Go through the entries below and collect each line with the string "운영관리" in it.

* Start *

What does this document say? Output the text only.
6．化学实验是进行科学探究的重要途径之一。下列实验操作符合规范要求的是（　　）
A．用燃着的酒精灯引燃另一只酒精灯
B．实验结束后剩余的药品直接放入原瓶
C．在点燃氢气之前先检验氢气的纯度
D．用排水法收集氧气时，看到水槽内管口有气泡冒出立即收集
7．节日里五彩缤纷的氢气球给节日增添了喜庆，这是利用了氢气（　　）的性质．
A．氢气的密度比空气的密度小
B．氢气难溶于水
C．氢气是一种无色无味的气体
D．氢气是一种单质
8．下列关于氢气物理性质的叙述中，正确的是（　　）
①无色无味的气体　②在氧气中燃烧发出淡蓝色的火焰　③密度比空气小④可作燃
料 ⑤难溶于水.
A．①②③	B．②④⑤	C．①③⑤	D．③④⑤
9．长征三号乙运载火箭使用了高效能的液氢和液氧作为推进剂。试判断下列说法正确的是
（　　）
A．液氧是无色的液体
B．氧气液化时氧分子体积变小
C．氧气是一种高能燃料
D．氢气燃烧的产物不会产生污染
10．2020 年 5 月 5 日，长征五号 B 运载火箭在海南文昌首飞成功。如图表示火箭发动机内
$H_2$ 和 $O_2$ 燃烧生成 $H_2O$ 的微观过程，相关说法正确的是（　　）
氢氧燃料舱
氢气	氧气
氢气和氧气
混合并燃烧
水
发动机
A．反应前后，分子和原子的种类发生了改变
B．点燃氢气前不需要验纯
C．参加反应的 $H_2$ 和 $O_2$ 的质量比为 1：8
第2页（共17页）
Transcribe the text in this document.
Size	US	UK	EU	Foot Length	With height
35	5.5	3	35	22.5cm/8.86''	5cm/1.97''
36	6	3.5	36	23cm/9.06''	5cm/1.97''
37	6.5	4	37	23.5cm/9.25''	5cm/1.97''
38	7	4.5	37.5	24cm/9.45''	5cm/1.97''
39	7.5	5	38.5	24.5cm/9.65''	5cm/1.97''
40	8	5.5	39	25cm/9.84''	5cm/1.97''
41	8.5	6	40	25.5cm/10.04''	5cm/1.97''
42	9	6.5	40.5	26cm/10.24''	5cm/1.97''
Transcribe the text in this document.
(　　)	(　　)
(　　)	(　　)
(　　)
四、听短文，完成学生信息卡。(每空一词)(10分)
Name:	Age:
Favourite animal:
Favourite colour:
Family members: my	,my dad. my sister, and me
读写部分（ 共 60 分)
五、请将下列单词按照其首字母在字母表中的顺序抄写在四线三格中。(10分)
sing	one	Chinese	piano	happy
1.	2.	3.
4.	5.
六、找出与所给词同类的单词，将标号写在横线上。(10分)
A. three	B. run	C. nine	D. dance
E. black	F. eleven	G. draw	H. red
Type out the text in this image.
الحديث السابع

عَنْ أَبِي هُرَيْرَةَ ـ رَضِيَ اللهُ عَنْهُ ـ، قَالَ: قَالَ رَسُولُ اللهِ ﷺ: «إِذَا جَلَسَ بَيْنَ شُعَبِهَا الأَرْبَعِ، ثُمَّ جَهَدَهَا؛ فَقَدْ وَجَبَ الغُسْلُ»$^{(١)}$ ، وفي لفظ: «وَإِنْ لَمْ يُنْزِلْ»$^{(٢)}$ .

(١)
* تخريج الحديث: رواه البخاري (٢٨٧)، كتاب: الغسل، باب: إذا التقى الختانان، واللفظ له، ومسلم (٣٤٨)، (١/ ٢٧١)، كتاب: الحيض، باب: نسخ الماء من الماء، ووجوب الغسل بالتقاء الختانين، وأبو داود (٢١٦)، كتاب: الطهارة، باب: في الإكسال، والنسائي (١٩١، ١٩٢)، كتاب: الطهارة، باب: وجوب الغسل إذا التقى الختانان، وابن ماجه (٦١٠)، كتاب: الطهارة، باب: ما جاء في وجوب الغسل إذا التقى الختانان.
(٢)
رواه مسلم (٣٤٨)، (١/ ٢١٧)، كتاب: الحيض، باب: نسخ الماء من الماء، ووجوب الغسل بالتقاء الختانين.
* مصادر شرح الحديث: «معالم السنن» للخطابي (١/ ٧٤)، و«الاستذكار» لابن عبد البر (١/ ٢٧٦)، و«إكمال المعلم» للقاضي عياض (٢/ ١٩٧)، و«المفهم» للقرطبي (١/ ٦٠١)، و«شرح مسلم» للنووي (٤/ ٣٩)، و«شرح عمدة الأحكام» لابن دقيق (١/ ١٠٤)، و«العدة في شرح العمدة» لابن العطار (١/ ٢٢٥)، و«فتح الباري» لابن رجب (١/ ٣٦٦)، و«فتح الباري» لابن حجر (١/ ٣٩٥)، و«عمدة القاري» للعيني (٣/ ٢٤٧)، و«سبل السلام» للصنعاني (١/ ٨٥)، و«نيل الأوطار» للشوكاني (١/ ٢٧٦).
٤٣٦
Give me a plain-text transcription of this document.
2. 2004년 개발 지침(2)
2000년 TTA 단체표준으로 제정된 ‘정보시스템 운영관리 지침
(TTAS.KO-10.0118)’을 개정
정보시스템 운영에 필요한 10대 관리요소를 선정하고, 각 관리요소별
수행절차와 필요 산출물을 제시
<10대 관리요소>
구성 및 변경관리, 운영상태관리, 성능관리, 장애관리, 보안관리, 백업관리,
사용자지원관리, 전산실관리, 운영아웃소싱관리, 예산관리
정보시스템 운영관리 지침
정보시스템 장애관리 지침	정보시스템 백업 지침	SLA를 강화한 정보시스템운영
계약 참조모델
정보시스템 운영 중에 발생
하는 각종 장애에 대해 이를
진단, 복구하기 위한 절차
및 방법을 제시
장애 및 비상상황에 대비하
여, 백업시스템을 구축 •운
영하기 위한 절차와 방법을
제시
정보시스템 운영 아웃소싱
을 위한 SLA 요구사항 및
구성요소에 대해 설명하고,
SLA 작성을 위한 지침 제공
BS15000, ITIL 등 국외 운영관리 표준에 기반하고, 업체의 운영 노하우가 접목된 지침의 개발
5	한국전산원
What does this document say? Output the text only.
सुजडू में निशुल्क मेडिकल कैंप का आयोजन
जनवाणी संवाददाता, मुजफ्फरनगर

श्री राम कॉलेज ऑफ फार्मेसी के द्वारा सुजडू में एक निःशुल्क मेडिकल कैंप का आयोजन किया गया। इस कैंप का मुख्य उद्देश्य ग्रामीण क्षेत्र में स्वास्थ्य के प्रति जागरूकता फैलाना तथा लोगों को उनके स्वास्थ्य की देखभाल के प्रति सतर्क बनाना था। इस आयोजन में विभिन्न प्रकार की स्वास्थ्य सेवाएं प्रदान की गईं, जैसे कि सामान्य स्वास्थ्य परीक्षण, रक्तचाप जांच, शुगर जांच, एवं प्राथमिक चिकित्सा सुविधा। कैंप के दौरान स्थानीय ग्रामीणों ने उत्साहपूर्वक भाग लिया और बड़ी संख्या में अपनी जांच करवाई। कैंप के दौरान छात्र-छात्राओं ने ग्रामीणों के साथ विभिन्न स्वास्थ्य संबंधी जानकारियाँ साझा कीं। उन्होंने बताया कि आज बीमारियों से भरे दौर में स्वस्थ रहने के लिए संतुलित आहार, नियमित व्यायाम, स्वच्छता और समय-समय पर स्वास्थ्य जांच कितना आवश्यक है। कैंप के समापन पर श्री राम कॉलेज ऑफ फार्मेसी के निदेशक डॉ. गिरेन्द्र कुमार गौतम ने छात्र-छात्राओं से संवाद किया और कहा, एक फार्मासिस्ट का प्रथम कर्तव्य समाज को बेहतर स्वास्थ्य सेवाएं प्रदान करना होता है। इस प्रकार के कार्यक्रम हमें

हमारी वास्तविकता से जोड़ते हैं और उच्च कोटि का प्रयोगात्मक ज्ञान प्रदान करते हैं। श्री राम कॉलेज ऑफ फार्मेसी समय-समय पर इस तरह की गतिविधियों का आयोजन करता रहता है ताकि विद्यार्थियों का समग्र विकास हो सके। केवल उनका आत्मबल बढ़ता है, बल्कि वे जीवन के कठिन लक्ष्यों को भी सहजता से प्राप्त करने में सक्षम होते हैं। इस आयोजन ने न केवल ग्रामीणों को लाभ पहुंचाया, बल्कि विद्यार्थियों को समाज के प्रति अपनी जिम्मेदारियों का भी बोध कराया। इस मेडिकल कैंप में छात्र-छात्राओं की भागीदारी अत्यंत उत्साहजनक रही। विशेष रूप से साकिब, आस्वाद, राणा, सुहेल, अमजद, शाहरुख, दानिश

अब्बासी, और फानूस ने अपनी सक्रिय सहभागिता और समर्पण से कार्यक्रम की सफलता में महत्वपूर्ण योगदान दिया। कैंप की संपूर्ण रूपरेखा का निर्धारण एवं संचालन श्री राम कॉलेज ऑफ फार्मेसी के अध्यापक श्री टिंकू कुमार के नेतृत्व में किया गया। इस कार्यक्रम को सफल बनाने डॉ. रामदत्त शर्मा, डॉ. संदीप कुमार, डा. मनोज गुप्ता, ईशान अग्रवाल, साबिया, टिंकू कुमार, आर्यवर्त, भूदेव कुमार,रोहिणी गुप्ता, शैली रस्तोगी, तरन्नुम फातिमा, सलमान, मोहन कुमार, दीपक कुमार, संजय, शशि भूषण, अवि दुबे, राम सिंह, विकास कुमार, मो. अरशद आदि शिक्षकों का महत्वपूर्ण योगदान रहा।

* End *

§ Complete response:
2000년 TTA 단체표준으로 제정된 ‘정보시스템 운영관리 지침
정보시스템 운영관리 지침
BS15000, ITIL 등 국외 운영관리 표준에 기반하고, 업체의 운영 노하우가 접목된 지침의 개발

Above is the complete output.